DATASET EXCERPTS:
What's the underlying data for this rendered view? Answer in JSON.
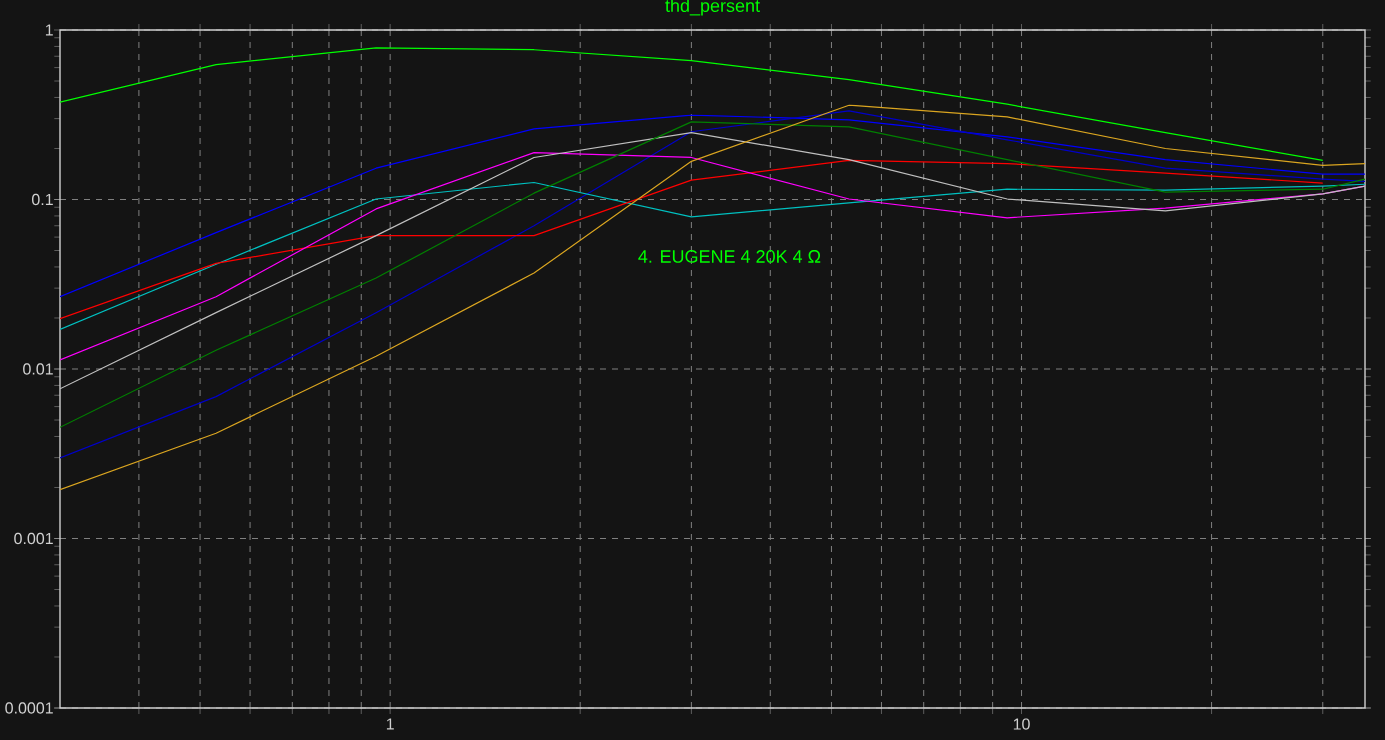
{
  "chart_data": {
    "type": "line",
    "title": "thd_persent",
    "annotations": [
      "4. EUGENE 4     20K   4 Ω"
    ],
    "x": [
      0.3,
      0.53,
      0.95,
      1.69,
      3,
      5.33,
      9.49,
      16.9,
      30,
      35
    ],
    "series": [
      {
        "color": "#00ff00",
        "values": [
          0.375,
          0.625,
          0.785,
          0.765,
          0.66,
          0.51,
          0.365,
          0.248,
          0.17,
          null
        ]
      },
      {
        "color": "#0000ff",
        "values": [
          0.0267,
          0.0638,
          0.153,
          0.261,
          0.315,
          0.295,
          0.234,
          0.172,
          0.141,
          0.141
        ]
      },
      {
        "color": "#0000c8",
        "values": [
          0.00299,
          0.00687,
          0.0215,
          0.07,
          0.251,
          0.333,
          0.225,
          0.153,
          0.132,
          0.128
        ]
      },
      {
        "color": "#00c0c0",
        "values": [
          0.0171,
          0.0415,
          0.1007,
          0.126,
          0.079,
          0.0955,
          0.115,
          0.1136,
          0.12,
          0.123
        ]
      },
      {
        "color": "#ff0000",
        "values": [
          0.0198,
          0.042,
          0.0612,
          0.0612,
          0.13,
          0.17,
          0.163,
          0.143,
          0.125,
          null
        ]
      },
      {
        "color": "#ff00ff",
        "values": [
          0.0113,
          0.0267,
          0.088,
          0.189,
          0.177,
          0.1007,
          0.078,
          0.089,
          0.108,
          0.12
        ]
      },
      {
        "color": "#c0c0c0",
        "values": [
          0.00764,
          0.0215,
          0.0612,
          0.177,
          0.248,
          0.172,
          0.1007,
          0.0857,
          0.108,
          0.12
        ]
      },
      {
        "color": "#008000",
        "values": [
          0.00453,
          0.0129,
          0.0344,
          0.109,
          0.287,
          0.268,
          0.172,
          0.1106,
          0.115,
          0.132
        ]
      },
      {
        "color": "#daa520",
        "values": [
          0.00194,
          0.00418,
          0.0119,
          0.0368,
          0.168,
          0.36,
          0.307,
          0.2,
          0.159,
          0.163
        ]
      }
    ],
    "xlim": [
      0.3,
      35
    ],
    "ylim": [
      0.0001,
      1
    ],
    "log": "xy",
    "grid": true,
    "xticks": [
      {
        "value": 0.4,
        "label": null
      },
      {
        "value": 0.5,
        "label": null
      },
      {
        "value": 0.6,
        "label": null
      },
      {
        "value": 0.7,
        "label": null
      },
      {
        "value": 0.8,
        "label": null
      },
      {
        "value": 0.9,
        "label": null
      },
      1,
      {
        "value": 2,
        "label": null
      },
      {
        "value": 3,
        "label": null
      },
      {
        "value": 4,
        "label": null
      },
      {
        "value": 5,
        "label": null
      },
      {
        "value": 6,
        "label": null
      },
      {
        "value": 7,
        "label": null
      },
      {
        "value": 8,
        "label": null
      },
      {
        "value": 9,
        "label": null
      },
      10,
      {
        "value": 20,
        "label": null
      },
      {
        "value": 30,
        "label": null
      }
    ],
    "yticks": [
      0.0001,
      0.001,
      0.01,
      0.1,
      1
    ]
  }
}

YOUR OBJECTIVE: Gather each line of the listing containing the word "color" and show it.

RESULT:
        "color": "#00ff00",
        "color": "#0000ff",
        "color": "#0000c8",
        "color": "#00c0c0",
        "color": "#ff0000",
        "color": "#ff00ff",
        "color": "#c0c0c0",
        "color": "#008000",
        "color": "#daa520",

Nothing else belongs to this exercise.